Each line that holds the word "following" should be returned.

# RECORDS TO USE

--

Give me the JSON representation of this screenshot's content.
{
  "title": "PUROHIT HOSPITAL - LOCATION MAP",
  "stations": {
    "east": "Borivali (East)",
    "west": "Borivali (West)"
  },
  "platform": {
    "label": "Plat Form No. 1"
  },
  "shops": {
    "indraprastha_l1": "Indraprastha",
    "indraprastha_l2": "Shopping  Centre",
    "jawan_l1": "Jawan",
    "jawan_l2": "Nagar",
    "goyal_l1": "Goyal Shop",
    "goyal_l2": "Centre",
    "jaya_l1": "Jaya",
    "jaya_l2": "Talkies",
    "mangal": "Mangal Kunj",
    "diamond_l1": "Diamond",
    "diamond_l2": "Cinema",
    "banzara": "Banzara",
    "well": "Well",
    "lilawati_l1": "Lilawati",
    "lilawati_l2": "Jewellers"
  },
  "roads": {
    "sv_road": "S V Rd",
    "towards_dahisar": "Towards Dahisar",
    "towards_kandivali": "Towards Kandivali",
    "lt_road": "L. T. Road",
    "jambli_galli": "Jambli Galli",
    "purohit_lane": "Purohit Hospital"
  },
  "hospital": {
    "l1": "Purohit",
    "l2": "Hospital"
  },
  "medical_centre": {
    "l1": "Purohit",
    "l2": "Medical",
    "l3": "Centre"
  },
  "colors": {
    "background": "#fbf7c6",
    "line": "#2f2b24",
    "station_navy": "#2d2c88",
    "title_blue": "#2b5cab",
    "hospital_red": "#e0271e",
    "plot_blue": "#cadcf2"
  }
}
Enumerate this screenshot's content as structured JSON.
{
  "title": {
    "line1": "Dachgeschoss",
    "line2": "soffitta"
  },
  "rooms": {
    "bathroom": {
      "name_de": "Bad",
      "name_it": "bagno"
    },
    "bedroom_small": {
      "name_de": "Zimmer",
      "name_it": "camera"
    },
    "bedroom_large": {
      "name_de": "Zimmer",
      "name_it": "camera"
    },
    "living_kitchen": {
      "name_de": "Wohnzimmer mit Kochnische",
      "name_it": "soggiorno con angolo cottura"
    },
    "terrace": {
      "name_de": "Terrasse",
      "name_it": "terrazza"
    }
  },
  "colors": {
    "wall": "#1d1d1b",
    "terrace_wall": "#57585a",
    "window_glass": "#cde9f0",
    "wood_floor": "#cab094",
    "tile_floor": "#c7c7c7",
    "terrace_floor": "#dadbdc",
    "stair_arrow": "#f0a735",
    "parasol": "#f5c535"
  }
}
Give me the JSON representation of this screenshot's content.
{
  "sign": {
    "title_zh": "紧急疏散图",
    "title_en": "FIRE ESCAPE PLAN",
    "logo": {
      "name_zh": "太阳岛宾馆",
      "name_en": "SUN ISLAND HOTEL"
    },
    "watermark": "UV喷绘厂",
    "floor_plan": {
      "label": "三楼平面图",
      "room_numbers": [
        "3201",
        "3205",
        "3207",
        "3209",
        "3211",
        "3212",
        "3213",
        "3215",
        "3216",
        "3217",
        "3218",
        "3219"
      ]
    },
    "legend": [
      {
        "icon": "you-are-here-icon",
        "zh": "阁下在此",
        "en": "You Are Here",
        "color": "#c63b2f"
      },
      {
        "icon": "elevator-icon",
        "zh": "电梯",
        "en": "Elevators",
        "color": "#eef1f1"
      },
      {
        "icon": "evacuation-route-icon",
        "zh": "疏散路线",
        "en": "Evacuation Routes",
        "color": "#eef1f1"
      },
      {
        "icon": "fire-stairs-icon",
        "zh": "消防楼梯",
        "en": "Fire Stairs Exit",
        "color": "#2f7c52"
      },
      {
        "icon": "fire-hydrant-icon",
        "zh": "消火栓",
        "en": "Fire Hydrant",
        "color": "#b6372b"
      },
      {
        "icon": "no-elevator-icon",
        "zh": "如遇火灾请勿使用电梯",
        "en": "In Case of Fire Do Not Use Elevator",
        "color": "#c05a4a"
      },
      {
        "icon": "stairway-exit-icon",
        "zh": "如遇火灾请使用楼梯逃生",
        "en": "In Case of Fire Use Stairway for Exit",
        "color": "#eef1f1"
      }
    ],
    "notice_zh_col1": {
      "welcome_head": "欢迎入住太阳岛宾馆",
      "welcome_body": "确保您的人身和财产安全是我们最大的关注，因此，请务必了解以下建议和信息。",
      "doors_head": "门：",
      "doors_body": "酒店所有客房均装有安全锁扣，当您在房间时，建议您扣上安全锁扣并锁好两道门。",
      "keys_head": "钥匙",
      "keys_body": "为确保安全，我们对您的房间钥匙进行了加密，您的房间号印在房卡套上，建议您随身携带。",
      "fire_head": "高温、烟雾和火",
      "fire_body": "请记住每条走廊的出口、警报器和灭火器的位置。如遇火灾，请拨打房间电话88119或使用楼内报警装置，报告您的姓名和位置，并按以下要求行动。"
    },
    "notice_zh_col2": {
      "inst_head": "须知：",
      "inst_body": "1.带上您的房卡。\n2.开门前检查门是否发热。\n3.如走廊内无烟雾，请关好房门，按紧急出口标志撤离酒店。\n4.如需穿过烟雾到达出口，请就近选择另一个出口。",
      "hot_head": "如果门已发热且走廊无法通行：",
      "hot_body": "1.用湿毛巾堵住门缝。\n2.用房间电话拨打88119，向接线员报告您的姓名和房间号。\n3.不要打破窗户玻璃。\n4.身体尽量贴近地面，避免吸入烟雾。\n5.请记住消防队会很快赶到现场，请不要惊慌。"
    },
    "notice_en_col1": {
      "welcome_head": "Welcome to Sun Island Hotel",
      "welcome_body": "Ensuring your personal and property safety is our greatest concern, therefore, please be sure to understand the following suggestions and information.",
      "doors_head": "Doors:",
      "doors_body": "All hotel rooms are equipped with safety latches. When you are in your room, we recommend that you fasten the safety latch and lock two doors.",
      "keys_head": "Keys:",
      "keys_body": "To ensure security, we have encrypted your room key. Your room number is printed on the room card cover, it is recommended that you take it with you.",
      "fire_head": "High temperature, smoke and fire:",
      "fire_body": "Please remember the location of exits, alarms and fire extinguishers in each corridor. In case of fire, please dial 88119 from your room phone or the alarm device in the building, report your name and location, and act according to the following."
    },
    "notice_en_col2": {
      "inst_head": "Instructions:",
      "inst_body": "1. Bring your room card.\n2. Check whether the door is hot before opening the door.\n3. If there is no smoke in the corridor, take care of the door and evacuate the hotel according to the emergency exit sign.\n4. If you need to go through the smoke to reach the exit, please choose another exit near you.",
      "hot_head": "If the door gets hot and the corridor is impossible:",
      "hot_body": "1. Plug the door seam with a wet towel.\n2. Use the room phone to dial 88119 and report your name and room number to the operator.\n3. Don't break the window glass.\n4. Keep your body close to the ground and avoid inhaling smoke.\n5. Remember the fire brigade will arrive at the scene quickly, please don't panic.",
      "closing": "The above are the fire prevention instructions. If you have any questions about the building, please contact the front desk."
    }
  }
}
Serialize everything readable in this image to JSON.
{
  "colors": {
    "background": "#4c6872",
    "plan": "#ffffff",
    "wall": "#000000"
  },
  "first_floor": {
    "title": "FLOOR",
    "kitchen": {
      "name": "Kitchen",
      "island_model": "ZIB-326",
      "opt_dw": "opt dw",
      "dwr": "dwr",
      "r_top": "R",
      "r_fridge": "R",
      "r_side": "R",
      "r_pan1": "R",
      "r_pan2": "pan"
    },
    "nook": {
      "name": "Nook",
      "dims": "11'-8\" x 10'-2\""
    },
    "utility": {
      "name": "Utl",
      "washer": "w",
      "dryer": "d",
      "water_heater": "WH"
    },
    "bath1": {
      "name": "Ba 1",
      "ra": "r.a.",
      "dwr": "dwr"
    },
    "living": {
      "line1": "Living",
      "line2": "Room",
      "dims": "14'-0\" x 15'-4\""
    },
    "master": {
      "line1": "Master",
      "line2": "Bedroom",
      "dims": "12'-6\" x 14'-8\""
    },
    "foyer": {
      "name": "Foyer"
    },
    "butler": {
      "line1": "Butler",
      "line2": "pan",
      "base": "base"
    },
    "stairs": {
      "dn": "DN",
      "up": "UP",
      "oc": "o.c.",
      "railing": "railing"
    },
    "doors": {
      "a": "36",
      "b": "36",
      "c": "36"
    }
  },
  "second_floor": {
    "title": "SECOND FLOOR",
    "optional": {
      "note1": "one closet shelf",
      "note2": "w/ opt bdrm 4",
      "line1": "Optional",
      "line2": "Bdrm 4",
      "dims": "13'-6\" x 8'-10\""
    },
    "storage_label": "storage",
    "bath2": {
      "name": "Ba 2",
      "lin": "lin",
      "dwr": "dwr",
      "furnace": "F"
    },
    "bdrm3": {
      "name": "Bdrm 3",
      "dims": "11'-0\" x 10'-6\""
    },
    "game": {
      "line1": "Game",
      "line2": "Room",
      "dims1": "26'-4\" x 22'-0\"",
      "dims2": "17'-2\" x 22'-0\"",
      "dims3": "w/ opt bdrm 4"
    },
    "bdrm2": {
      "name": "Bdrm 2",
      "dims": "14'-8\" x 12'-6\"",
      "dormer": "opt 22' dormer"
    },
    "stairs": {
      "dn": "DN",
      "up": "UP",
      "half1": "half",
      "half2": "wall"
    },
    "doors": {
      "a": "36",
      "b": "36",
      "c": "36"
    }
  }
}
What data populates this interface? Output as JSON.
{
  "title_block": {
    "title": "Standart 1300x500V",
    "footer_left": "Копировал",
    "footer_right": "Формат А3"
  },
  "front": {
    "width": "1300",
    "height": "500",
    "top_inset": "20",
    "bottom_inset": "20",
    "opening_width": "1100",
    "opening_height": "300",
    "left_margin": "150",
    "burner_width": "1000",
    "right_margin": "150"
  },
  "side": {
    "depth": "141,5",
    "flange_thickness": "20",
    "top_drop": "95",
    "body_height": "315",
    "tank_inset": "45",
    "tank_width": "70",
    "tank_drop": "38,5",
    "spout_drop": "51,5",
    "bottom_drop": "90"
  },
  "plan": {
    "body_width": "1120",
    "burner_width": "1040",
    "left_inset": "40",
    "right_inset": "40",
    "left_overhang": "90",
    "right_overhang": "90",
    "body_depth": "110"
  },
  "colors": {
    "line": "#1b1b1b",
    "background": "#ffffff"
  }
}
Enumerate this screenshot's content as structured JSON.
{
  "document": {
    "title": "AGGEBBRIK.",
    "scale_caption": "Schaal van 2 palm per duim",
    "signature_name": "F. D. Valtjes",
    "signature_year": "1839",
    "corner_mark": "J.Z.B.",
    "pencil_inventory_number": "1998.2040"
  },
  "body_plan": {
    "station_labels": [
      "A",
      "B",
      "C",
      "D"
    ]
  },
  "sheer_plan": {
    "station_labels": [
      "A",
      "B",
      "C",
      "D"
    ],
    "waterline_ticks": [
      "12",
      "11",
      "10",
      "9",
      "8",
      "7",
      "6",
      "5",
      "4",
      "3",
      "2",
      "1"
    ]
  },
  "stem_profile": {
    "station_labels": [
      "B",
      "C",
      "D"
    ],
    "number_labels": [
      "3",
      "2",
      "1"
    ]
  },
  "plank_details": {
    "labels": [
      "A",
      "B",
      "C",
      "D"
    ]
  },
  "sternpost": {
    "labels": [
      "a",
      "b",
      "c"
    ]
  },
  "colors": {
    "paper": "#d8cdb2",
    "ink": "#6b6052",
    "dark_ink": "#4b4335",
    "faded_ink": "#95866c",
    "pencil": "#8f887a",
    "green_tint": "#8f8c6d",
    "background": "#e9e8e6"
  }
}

--

# SOLVED PROBLEM
      "welcome_body": "Ensuring your personal and property safety is our greatest concern, therefore, please be sure to understand the following suggestions and information.",
      "fire_body": "Please remember the location of exits, alarms and fire extinguishers in each corridor. In case of fire, please dial 88119 from your room phone or the alarm device in the building, report your name and location, and act according to the following."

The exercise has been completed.